──────── TASK INPUT ────────

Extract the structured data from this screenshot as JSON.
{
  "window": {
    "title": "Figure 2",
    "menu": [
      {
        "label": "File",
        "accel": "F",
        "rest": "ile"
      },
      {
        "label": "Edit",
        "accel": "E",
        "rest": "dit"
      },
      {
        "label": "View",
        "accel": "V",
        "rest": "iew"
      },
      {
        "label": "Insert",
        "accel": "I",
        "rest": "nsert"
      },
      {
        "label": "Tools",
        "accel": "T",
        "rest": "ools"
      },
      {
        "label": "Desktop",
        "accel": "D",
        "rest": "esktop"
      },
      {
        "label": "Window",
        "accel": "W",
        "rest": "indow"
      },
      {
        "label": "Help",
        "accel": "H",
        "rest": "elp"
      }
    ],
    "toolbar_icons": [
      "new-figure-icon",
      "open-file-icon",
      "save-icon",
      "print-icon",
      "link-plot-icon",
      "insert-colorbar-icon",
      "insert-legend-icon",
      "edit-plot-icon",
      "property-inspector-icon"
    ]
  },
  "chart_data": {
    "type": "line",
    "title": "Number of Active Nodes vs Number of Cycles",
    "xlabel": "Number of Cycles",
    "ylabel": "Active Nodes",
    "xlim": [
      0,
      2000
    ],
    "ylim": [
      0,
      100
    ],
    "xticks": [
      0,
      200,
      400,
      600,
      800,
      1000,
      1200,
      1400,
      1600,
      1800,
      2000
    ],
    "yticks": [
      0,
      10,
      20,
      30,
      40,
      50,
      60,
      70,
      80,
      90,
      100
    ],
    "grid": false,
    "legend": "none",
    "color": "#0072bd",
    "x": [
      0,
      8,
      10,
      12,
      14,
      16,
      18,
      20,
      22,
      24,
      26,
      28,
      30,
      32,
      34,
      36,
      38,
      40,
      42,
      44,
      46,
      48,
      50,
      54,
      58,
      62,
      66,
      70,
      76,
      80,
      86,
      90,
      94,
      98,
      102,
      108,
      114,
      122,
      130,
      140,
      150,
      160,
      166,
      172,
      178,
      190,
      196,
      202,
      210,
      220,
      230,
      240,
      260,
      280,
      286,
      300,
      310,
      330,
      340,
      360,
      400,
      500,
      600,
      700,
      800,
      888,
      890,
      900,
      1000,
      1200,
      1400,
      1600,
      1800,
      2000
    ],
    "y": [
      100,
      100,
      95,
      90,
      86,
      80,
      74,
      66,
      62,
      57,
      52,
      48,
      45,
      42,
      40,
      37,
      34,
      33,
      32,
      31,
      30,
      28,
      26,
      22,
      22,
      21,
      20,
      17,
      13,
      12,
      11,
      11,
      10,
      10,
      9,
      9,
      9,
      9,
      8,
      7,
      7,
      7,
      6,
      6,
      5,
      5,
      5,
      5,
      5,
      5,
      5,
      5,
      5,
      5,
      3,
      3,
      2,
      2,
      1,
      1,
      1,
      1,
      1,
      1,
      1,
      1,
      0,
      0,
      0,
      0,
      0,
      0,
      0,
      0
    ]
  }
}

────────

> PROBLEM STATEMENT:
Transcribe the records above exactly as they appear.

> TASK OUTPUT:
Extract the structured data from this screenshot as JSON.
{
  "window": {
    "title": "Figure 2",
    "menu": [
      {
        "label": "File",
        "accel": "F",
        "rest": "ile"
      },
      {
        "label": "Edit",
        "accel": "E",
        "rest": "dit"
      },
      {
        "label": "View",
        "accel": "V",
        "rest": "iew"
      },
      {
        "label": "Insert",
        "accel": "I",
        "rest": "nsert"
      },
      {
        "label": "Tools",
        "accel": "T",
        "rest": "ools"
      },
      {
        "label": "Desktop",
        "accel": "D",
        "rest": "esktop"
      },
      {
        "label": "Window",
        "accel": "W",
        "rest": "indow"
      },
      {
        "label": "Help",
        "accel": "H",
        "rest": "elp"
      }
    ],
    "toolbar_icons": [
      "new-figure-icon",
      "open-file-icon",
      "save-icon",
      "print-icon",
      "link-plot-icon",
      "insert-colorbar-icon",
      "insert-legend-icon",
      "edit-plot-icon",
      "property-inspector-icon"
    ]
  },
  "chart_data": {
    "type": "line",
    "title": "Number of Active Nodes vs Number of Cycles",
    "xlabel": "Number of Cycles",
    "ylabel": "Active Nodes",
    "xlim": [
      0,
      2000
    ],
    "ylim": [
      0,
      100
    ],
    "xticks": [
      0,
      200,
      400,
      600,
      800,
      1000,
      1200,
      1400,
      1600,
      1800,
      2000
    ],
    "yticks": [
      0,
      10,
      20,
      30,
      40,
      50,
      60,
      70,
      80,
      90,
      100
    ],
    "grid": false,
    "legend": "none",
    "color": "#0072bd",
    "x": [
      0,
      8,
      10,
      12,
      14,
      16,
      18,
      20,
      22,
      24,
      26,
      28,
      30,
      32,
      34,
      36,
      38,
      40,
      42,
      44,
      46,
      48,
      50,
      54,
      58,
      62,
      66,
      70,
      76,
      80,
      86,
      90,
      94,
      98,
      102,
      108,
      114,
      122,
      130,
      140,
      150,
      160,
      166,
      172,
      178,
      190,
      196,
      202,
      210,
      220,
      230,
      240,
      260,
      280,
      286,
      300,
      310,
      330,
      340,
      360,
      400,
      500,
      600,
      700,
      800,
      888,
      890,
      900,
      1000,
      1200,
      1400,
      1600,
      1800,
      2000
    ],
    "y": [
      100,
      100,
      95,
      90,
      86,
      80,
      74,
      66,
      62,
      57,
      52,
      48,
      45,
      42,
      40,
      37,
      34,
      33,
      32,
      31,
      30,
      28,
      26,
      22,
      22,
      21,
      20,
      17,
      13,
      12,
      11,
      11,
      10,
      10,
      9,
      9,
      9,
      9,
      8,
      7,
      7,
      7,
      6,
      6,
      5,
      5,
      5,
      5,
      5,
      5,
      5,
      5,
      5,
      5,
      3,
      3,
      2,
      2,
      1,
      1,
      1,
      1,
      1,
      1,
      1,
      1,
      0,
      0,
      0,
      0,
      0,
      0,
      0,
      0
    ]
  }
}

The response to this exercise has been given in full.